Goal of the exercise:
Pull out every line below that contains the word "seggiole".

____ Material provided

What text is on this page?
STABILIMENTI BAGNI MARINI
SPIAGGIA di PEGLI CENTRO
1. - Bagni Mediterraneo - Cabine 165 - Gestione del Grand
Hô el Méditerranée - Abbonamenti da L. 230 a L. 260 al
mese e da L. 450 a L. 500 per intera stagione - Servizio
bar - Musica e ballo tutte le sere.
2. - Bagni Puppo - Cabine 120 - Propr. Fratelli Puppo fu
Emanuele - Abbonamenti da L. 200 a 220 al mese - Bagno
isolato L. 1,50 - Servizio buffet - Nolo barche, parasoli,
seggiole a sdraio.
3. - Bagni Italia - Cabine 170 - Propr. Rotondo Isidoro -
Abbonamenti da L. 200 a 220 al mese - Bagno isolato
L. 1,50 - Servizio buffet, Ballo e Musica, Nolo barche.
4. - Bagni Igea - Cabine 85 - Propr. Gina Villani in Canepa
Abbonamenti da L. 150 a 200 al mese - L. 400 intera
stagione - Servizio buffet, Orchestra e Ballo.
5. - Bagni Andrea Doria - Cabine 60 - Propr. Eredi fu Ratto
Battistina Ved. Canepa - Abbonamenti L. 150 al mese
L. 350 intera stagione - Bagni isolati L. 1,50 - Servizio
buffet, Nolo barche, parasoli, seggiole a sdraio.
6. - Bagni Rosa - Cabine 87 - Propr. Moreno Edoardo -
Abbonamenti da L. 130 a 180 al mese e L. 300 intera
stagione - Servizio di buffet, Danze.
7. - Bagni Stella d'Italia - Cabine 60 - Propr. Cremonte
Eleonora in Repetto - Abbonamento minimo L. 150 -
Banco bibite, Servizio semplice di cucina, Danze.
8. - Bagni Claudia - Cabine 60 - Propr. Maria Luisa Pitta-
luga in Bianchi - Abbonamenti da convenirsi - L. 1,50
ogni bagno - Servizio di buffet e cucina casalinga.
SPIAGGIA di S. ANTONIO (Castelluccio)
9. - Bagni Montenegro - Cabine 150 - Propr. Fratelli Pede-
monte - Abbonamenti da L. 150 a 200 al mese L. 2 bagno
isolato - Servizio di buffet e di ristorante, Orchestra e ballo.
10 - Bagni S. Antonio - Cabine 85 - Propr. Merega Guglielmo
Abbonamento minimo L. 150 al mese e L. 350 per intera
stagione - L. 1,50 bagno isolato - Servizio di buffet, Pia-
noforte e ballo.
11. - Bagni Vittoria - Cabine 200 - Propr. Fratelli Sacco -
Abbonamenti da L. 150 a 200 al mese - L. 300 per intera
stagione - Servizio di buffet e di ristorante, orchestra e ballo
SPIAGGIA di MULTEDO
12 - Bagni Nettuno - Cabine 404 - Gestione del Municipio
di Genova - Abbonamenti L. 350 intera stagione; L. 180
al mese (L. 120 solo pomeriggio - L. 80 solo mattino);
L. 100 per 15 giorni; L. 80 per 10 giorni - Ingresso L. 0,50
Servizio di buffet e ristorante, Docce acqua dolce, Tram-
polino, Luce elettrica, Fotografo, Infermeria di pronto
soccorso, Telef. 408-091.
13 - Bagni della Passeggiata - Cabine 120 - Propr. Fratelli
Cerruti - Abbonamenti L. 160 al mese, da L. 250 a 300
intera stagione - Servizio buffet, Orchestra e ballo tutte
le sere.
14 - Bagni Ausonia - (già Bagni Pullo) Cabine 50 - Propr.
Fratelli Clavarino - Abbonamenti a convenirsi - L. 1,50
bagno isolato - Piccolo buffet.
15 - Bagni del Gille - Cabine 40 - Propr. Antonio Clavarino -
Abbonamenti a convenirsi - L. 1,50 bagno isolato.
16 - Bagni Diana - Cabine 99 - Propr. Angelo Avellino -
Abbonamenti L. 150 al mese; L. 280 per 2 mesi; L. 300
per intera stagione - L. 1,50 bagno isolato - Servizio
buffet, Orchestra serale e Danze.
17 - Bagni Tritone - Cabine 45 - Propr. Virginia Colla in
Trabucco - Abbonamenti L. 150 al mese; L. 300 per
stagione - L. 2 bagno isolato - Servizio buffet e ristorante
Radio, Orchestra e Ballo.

________

Response below:
seggiole a sdraio.
buffet, Nolo barche, parasoli, seggiole a sdraio.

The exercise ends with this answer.